Problem:
Pull out every line in the records that contains the string "valve", matching case exactly.

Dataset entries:
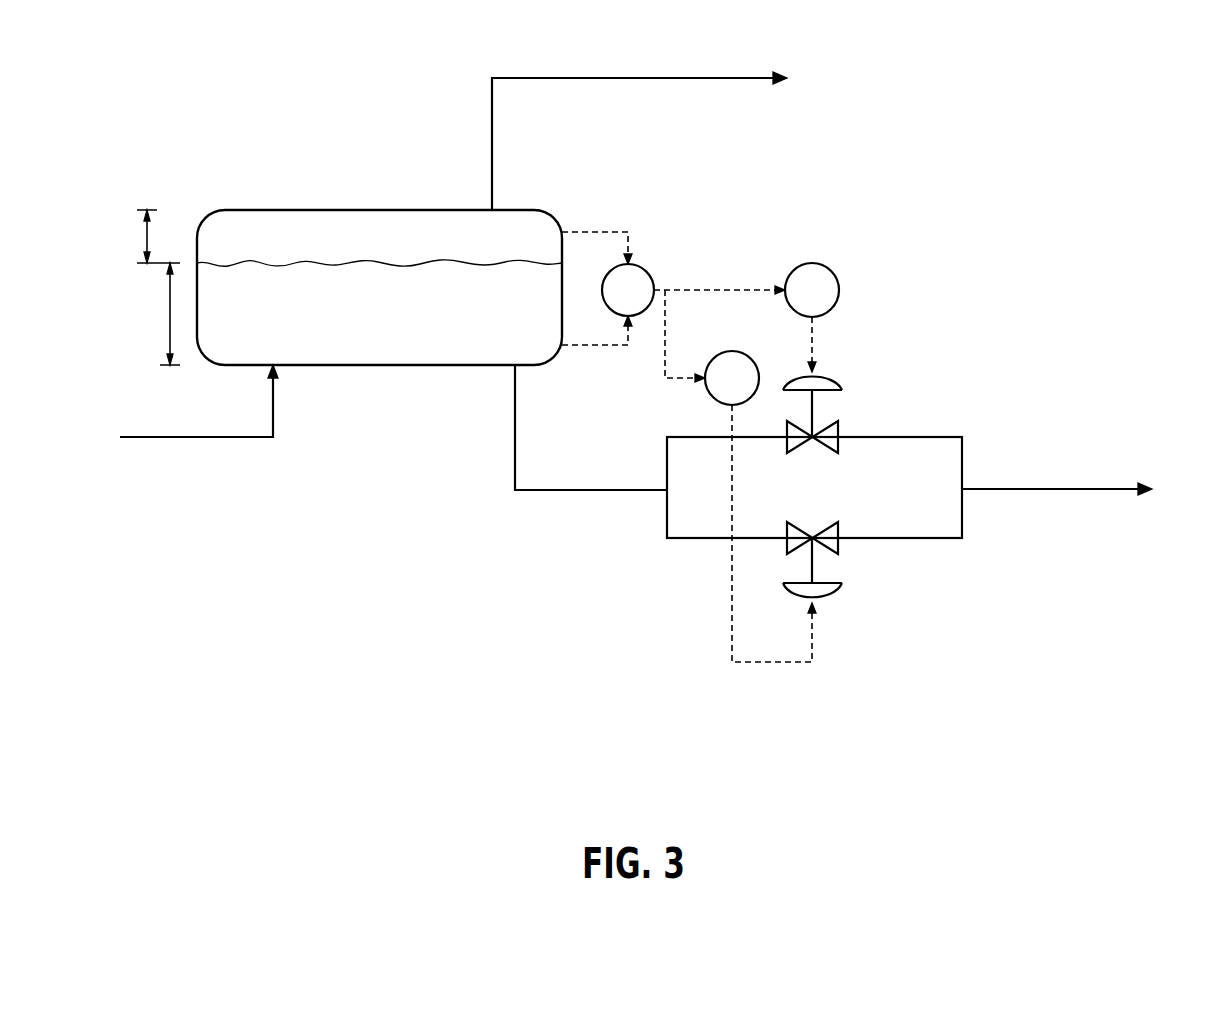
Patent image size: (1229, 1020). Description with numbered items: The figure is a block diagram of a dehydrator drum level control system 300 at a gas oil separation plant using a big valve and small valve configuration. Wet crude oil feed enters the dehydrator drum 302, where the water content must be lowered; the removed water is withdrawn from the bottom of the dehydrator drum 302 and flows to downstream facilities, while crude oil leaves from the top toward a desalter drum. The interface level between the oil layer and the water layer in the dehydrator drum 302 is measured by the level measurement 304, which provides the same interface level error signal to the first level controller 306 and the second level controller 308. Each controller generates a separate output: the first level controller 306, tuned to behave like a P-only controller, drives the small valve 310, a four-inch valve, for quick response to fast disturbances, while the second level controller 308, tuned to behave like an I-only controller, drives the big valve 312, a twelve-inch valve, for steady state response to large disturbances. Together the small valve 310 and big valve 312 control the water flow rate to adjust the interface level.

The dehydrator drum level control system 300 is at (1138, 742).
The dehydrator drum 302 is at (358, 196).
The level measurement 304 is at (654, 246).
The first level controller 306 is at (822, 254).
The second level controller 308 is at (696, 402).
The small valve 310 is at (844, 404).
The big valve 312 is at (842, 498).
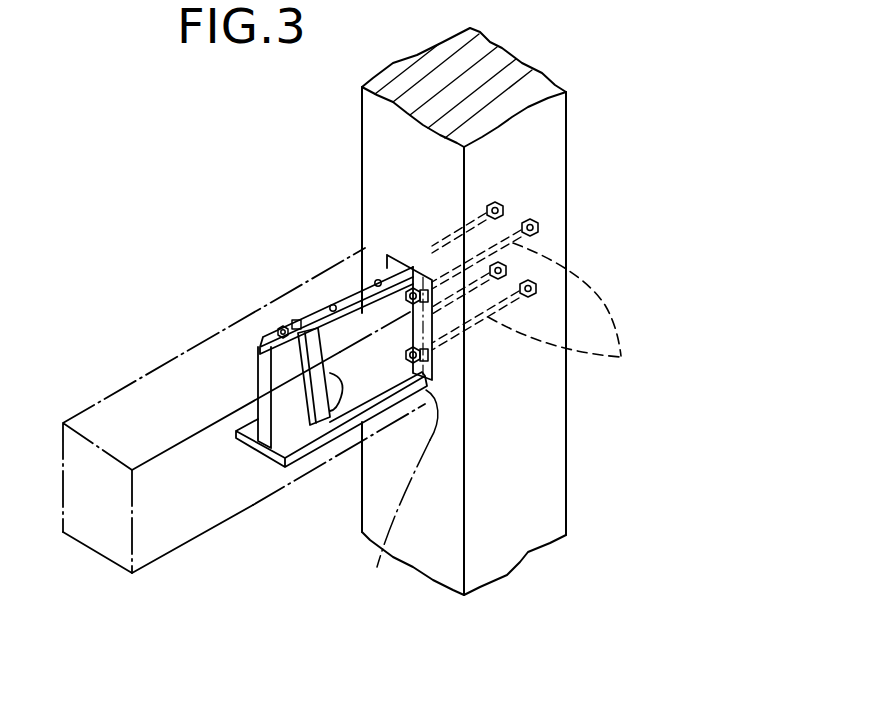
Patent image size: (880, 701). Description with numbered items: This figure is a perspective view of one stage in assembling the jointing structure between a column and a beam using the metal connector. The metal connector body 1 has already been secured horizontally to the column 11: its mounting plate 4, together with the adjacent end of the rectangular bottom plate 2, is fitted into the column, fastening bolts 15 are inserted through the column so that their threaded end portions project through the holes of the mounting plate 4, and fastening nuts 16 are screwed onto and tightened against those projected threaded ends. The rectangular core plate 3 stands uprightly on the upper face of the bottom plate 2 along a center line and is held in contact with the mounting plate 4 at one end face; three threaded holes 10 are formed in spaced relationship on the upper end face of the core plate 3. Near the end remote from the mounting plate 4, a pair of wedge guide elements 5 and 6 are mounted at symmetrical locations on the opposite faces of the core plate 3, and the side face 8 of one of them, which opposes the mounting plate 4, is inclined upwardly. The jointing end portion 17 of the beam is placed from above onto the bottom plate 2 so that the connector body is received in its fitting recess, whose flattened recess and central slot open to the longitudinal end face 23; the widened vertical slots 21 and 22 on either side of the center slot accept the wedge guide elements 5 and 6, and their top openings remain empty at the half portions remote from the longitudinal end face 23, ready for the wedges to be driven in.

The metal connector body 1 is at (250, 379).
The bottom plate 2 is at (363, 424).
The core plate 3 is at (358, 314).
The mounting plate 4 is at (415, 262).
The wedge guide element 5 is at (297, 322).
The wedge guide element 6 is at (318, 398).
The side face 8 is at (327, 405).
The threaded holes 10 is at (322, 302).
The column 11 is at (533, 136).
The fastening bolts 15 is at (579, 321).
The fastening nuts 16 is at (430, 300).
The jointing end portion 17 is at (110, 418).
The widened vertical slot 21 is at (272, 336).
The widened vertical slot 22 is at (290, 330).
The longitudinal end face 23 is at (392, 498).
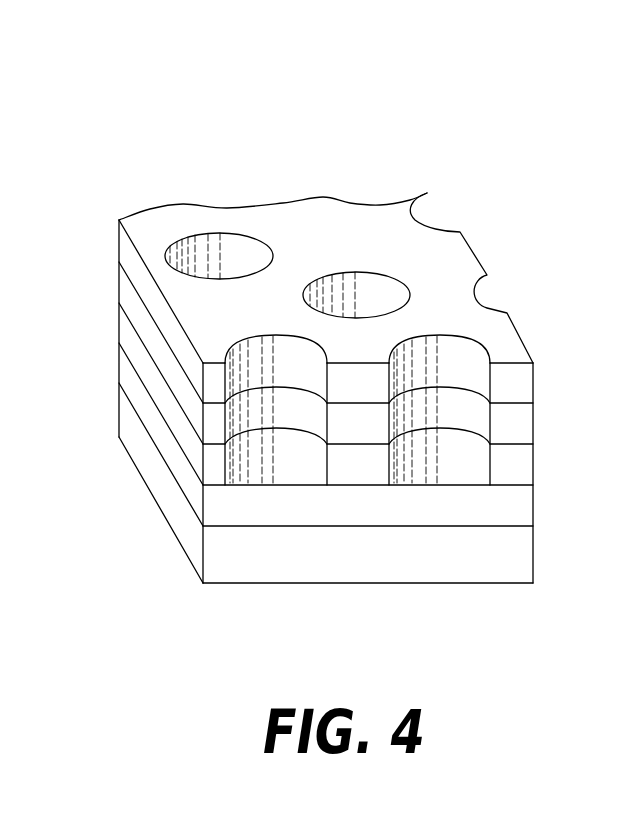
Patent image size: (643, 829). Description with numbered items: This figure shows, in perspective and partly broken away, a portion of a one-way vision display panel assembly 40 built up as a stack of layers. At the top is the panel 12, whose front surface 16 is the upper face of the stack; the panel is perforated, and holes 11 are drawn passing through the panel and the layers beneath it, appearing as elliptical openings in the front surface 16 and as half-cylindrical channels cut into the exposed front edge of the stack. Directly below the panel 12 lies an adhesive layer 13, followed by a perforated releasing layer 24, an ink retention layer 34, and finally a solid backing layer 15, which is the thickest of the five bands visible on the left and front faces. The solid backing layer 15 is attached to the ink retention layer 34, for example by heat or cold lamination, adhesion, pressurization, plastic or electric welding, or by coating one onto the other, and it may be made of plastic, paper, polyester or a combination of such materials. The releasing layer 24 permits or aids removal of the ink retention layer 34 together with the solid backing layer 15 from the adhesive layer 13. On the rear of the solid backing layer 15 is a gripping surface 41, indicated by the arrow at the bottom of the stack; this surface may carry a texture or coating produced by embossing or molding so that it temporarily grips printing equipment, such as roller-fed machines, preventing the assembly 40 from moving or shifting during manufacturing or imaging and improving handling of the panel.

The through holes 11 is at (236, 230).
The panel 12 is at (121, 243).
The adhesive layer 13 is at (121, 283).
The perforated releasing layer 24 is at (121, 321).
The ink retention layer 34 is at (121, 366).
The solid backing layer 15 is at (121, 413).
The front surface 16 is at (455, 252).
The one-way vision display panel assembly 40 is at (478, 154).
The gripping surface 41 is at (238, 602).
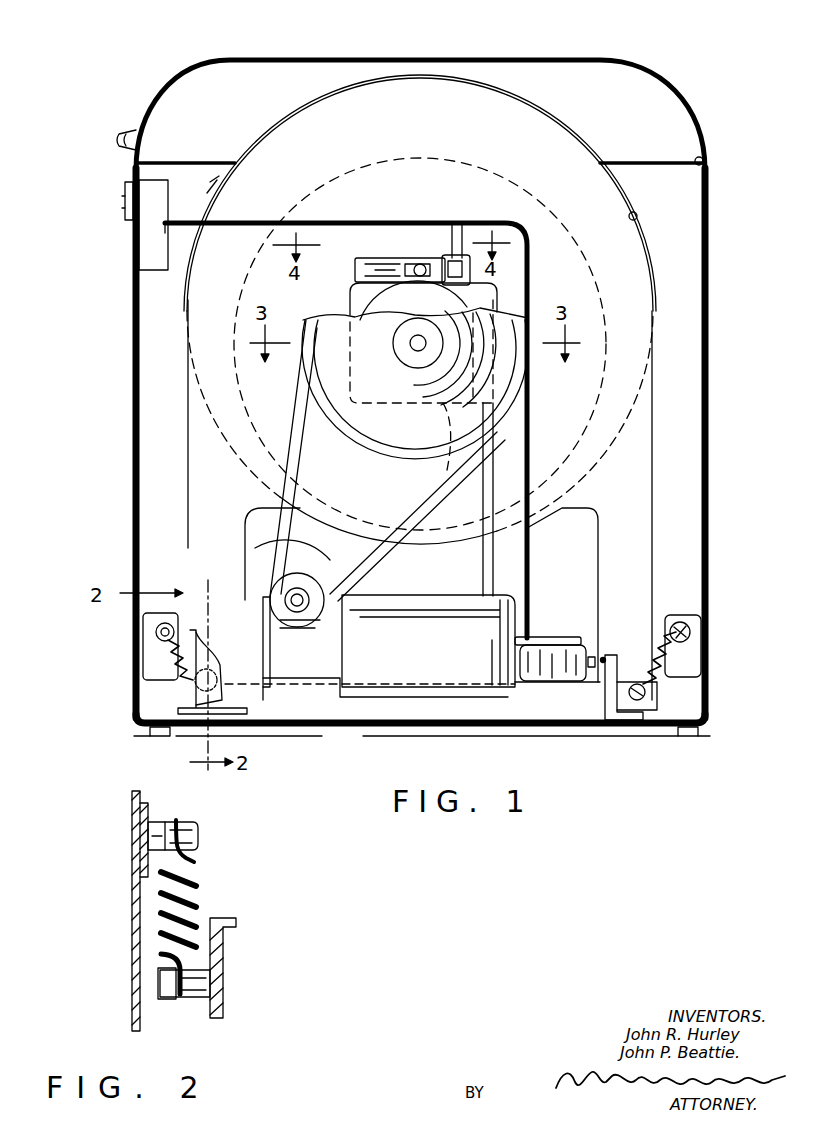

Result:
Patent image size: (1229, 1020). Description with numbered items: The figure is a block diagram of a dehydrator drum level control system 300 at a gas oil separation plant using a big valve and small valve configuration. Wet crude oil feed enters the dehydrator drum 302, where the water content must be lowered; the removed water is withdrawn from the bottom of the dehydrator drum 302 and flows to downstream facilities, while crude oil leaves from the top toward a desalter drum. The interface level between the oil layer and the water layer in the dehydrator drum 302 is measured by the level measurement 304, which provides the same interface level error signal to the first level controller 306 and the second level controller 308. Each controller generates a separate output: the first level controller 306, tuned to behave like a P-only controller, drives the small valve 310, a four-inch valve, for quick response to fast disturbances, while the second level controller 308, tuned to behave like an I-only controller, drives the big valve 312, a twelve-inch valve, for steady state response to large disturbances. Together the small valve 310 and big valve 312 control the water flow rate to adjust the interface level.
The small valve 310 is at (844, 404).
The big valve 312 is at (842, 498).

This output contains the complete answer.